Problem to work on →
Quote each of the following lines word for word, omitting the pictures from your response.

Items from a data source
··········

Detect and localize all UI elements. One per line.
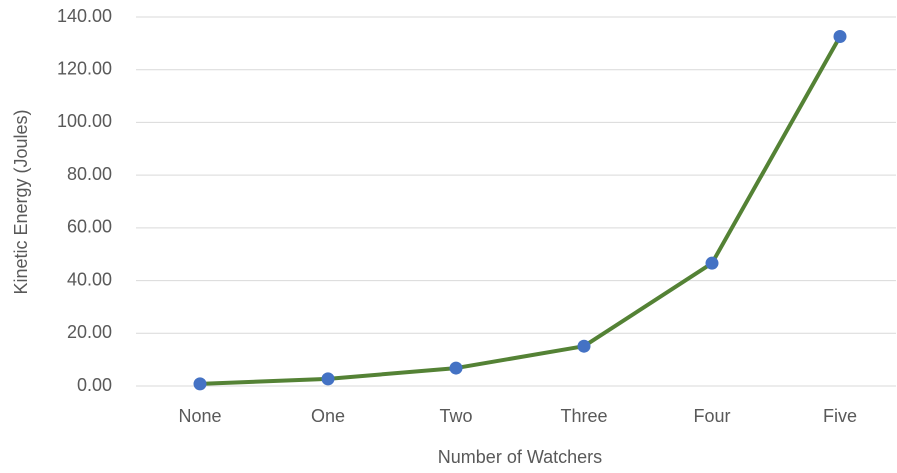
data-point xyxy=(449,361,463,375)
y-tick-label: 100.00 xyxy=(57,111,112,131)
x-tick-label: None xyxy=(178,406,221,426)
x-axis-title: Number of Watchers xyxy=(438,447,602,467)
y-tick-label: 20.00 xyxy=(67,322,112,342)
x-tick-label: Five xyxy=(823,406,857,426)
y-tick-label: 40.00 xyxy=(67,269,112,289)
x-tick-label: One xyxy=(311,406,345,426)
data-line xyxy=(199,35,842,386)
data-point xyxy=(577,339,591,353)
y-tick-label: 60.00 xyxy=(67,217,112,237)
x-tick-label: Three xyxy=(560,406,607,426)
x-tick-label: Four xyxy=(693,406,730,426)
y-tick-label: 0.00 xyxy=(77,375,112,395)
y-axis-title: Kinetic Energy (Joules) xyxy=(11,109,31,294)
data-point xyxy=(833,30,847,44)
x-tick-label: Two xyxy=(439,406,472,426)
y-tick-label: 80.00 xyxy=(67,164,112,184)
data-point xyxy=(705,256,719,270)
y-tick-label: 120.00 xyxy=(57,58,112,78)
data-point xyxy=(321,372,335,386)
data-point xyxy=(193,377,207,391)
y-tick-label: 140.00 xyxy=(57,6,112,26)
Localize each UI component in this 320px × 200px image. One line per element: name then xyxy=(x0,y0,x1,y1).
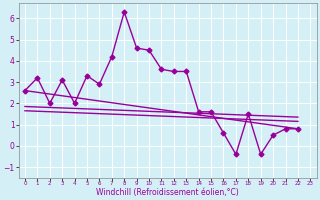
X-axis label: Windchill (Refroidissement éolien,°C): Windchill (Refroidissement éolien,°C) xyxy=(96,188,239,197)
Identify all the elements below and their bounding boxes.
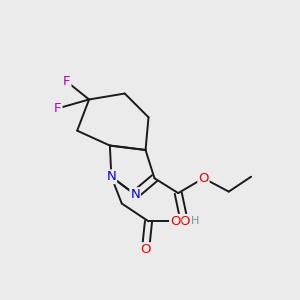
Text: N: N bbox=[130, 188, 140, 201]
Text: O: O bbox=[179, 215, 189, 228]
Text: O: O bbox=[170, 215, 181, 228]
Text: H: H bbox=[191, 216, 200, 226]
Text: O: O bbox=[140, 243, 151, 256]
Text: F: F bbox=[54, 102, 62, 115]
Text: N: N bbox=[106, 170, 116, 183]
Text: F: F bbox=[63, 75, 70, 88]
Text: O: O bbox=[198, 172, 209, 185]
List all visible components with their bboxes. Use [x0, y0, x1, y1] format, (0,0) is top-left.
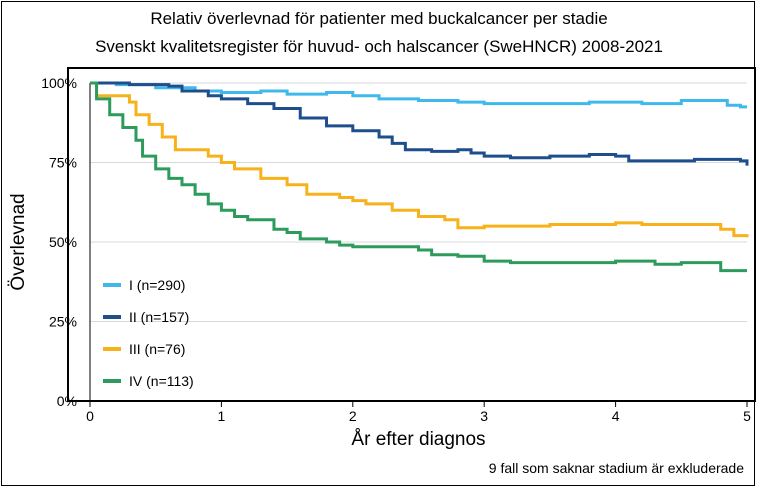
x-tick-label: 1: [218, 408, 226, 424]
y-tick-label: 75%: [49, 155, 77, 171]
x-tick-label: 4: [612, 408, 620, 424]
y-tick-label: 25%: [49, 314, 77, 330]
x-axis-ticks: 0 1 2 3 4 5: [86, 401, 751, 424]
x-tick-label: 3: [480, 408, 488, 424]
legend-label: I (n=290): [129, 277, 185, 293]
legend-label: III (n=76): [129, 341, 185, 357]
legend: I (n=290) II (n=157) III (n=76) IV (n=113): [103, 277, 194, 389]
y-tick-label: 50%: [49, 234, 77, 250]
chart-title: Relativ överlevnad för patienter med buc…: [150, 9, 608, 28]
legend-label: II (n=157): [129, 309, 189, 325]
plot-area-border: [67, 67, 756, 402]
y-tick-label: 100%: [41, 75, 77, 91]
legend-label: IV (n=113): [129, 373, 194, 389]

··········

Full response →
Detect and localize all UI elements. One per line.
data-point xyxy=(449,361,463,375)
y-tick-label: 100.00 xyxy=(57,111,112,131)
x-tick-label: None xyxy=(178,406,221,426)
x-axis-title: Number of Watchers xyxy=(438,447,602,467)
y-tick-label: 20.00 xyxy=(67,322,112,342)
x-tick-label: Five xyxy=(823,406,857,426)
y-tick-label: 40.00 xyxy=(67,269,112,289)
x-tick-label: One xyxy=(311,406,345,426)
data-line xyxy=(199,35,842,386)
data-point xyxy=(577,339,591,353)
y-tick-label: 60.00 xyxy=(67,217,112,237)
x-tick-label: Three xyxy=(560,406,607,426)
x-tick-label: Four xyxy=(693,406,730,426)
y-tick-label: 0.00 xyxy=(77,375,112,395)
y-axis-title: Kinetic Energy (Joules) xyxy=(11,109,31,294)
data-point xyxy=(833,30,847,44)
x-tick-label: Two xyxy=(439,406,472,426)
y-tick-label: 80.00 xyxy=(67,164,112,184)
data-point xyxy=(705,256,719,270)
y-tick-label: 120.00 xyxy=(57,58,112,78)
data-point xyxy=(321,372,335,386)
data-point xyxy=(193,377,207,391)
y-tick-label: 140.00 xyxy=(57,6,112,26)
Localize each UI component in this 320px × 200px image. One line per element: name then xyxy=(x0,y0,x1,y1).
X-axis label: Windchill (Refroidissement éolien,°C): Windchill (Refroidissement éolien,°C) xyxy=(96,188,239,197)
Identify all the elements below and their bounding boxes.
Text: N: N bbox=[130, 188, 140, 201]
Text: O: O bbox=[179, 215, 189, 228]
Text: O: O bbox=[170, 215, 181, 228]
Text: H: H bbox=[191, 216, 200, 226]
Text: O: O bbox=[140, 243, 151, 256]
Text: F: F bbox=[54, 102, 62, 115]
Text: N: N bbox=[106, 170, 116, 183]
Text: F: F bbox=[63, 75, 70, 88]
Text: O: O bbox=[198, 172, 209, 185]
List all visible components with their bboxes. Use [x0, y0, x1, y1] format, (0,0) is top-left.
x-tick-label: 1: [218, 408, 226, 424]
y-tick-label: 75%: [49, 155, 77, 171]
x-tick-label: 4: [612, 408, 620, 424]
y-tick-label: 25%: [49, 314, 77, 330]
x-axis-ticks: 0 1 2 3 4 5: [86, 401, 751, 424]
x-tick-label: 3: [480, 408, 488, 424]
legend-label: I (n=290): [129, 277, 185, 293]
legend-label: III (n=76): [129, 341, 185, 357]
legend: I (n=290) II (n=157) III (n=76) IV (n=113): [103, 277, 194, 389]
y-tick-label: 50%: [49, 234, 77, 250]
chart-title: Relativ överlevnad för patienter med buc…: [150, 9, 608, 28]
legend-label: II (n=157): [129, 309, 189, 325]
plot-area-border: [67, 67, 756, 402]
y-tick-label: 100%: [41, 75, 77, 91]
legend-label: IV (n=113): [129, 373, 194, 389]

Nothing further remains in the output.